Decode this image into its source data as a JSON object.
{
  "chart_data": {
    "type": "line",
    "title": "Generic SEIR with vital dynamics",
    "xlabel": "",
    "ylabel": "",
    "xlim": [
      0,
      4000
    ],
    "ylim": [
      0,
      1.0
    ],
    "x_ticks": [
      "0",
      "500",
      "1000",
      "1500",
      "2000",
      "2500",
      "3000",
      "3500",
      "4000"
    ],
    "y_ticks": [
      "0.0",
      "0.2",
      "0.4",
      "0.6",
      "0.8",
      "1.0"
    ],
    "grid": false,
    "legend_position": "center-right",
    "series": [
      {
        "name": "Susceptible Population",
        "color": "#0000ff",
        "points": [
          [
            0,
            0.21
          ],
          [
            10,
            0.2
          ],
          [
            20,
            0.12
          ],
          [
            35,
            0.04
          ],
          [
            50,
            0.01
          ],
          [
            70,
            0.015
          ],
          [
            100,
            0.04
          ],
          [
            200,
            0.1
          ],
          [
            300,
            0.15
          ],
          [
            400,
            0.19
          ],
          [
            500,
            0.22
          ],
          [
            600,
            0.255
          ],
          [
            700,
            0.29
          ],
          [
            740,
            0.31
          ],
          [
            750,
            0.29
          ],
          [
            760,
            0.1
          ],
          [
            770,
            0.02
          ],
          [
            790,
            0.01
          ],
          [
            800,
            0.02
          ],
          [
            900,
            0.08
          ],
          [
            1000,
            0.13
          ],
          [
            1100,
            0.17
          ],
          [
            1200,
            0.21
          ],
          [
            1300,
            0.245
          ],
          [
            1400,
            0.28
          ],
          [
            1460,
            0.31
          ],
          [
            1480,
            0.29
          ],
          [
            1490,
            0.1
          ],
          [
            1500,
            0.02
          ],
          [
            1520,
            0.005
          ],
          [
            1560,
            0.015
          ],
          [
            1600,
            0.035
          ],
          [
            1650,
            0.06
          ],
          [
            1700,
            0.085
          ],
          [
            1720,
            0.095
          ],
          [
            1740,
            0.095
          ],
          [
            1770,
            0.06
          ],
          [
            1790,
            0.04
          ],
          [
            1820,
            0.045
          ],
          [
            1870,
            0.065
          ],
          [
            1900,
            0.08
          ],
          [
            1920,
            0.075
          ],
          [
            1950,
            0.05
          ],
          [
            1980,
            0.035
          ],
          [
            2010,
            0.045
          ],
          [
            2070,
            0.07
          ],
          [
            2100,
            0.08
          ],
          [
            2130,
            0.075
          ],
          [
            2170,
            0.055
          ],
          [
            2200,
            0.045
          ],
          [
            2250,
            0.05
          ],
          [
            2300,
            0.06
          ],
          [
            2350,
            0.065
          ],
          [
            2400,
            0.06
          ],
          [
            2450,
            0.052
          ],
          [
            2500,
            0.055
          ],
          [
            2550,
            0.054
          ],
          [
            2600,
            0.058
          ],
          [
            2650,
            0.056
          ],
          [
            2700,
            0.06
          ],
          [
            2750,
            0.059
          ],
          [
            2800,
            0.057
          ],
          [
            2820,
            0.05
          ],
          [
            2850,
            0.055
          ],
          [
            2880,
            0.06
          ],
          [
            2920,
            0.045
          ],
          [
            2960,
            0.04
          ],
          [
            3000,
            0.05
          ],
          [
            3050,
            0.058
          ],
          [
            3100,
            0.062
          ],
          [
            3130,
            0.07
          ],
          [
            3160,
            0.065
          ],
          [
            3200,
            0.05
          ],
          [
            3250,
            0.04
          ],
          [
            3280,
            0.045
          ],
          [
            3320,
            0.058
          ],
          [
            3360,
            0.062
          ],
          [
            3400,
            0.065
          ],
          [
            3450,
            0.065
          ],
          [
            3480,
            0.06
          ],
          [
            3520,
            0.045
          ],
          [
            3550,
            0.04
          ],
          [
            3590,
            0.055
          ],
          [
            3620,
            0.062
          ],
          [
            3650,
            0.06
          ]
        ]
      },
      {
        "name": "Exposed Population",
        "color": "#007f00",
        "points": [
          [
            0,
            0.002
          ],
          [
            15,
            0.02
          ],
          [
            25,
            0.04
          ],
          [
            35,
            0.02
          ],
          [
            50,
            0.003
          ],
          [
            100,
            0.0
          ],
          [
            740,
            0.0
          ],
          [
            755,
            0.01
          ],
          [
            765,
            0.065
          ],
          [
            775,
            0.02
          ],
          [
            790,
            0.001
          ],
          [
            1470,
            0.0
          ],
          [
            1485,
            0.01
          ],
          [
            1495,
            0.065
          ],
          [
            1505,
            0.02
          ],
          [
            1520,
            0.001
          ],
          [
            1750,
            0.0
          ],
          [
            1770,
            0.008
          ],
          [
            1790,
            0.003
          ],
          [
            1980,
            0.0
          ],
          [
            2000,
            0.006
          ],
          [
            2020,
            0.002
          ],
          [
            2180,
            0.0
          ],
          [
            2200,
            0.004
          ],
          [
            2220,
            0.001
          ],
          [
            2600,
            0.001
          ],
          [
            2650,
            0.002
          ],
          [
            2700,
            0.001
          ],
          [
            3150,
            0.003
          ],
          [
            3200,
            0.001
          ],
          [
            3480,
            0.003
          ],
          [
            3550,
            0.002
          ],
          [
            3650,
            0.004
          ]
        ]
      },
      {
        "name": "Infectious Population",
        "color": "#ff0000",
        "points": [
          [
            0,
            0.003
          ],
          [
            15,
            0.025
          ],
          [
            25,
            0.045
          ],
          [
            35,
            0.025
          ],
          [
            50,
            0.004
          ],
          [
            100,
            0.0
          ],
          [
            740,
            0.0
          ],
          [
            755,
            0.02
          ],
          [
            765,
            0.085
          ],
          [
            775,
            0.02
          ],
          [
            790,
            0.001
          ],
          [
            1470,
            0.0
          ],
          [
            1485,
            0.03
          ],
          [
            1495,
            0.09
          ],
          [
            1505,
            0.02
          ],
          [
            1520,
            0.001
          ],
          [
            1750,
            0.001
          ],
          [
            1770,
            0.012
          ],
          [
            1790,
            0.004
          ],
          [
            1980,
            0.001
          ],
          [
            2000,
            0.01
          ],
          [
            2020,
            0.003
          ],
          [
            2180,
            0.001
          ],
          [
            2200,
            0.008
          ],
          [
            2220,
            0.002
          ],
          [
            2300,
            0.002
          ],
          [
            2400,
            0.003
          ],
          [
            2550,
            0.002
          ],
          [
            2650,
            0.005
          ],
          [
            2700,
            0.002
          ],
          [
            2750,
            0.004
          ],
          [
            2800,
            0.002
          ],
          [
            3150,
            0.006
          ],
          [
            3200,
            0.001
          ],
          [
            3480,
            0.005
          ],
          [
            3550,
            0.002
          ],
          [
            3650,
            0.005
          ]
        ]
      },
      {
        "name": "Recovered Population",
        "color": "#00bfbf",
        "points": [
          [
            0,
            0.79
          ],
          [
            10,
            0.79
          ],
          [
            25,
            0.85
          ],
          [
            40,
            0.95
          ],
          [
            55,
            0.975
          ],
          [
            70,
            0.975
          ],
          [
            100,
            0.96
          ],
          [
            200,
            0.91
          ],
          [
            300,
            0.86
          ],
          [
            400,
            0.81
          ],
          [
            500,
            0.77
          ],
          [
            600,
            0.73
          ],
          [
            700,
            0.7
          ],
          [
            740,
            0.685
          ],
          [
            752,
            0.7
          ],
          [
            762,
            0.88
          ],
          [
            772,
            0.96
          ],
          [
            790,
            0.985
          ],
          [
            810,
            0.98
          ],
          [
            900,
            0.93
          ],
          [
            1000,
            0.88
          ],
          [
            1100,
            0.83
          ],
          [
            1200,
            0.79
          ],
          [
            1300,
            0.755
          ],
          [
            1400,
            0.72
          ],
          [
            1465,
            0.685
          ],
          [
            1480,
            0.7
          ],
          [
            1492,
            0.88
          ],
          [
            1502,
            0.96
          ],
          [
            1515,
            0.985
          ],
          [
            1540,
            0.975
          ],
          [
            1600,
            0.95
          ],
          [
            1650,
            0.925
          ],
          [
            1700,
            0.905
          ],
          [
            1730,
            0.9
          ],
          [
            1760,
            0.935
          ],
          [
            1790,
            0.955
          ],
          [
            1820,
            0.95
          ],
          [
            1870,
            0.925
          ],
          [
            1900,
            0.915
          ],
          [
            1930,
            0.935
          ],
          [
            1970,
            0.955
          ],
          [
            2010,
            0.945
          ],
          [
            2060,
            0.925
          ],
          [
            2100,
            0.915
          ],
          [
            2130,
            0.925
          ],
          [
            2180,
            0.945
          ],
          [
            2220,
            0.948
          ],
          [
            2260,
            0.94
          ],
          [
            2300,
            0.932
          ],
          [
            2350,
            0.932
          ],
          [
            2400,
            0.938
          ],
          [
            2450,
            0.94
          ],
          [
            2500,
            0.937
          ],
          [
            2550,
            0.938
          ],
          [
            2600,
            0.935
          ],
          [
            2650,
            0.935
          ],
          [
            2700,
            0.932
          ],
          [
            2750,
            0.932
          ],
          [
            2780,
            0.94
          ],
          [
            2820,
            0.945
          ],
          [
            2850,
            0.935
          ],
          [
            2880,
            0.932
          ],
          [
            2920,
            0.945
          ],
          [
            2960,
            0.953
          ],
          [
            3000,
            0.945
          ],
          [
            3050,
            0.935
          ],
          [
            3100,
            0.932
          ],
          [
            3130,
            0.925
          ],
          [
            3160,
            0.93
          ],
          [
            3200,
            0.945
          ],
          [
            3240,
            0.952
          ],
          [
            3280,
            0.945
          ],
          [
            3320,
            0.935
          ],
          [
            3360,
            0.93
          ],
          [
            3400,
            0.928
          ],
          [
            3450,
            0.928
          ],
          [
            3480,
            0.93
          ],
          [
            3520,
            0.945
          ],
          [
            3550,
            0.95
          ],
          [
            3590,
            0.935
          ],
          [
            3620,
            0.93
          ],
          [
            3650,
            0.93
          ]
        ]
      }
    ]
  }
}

□ □ □

**WHAT YOU ARE ASKED TO DO**
From the listing, copy each line containing the word "name".

**RESULT FOR THIS TASK**
        "name": "Susceptible Population",
        "name": "Exposed Population",
        "name": "Infectious Population",
        "name": "Recovered Population",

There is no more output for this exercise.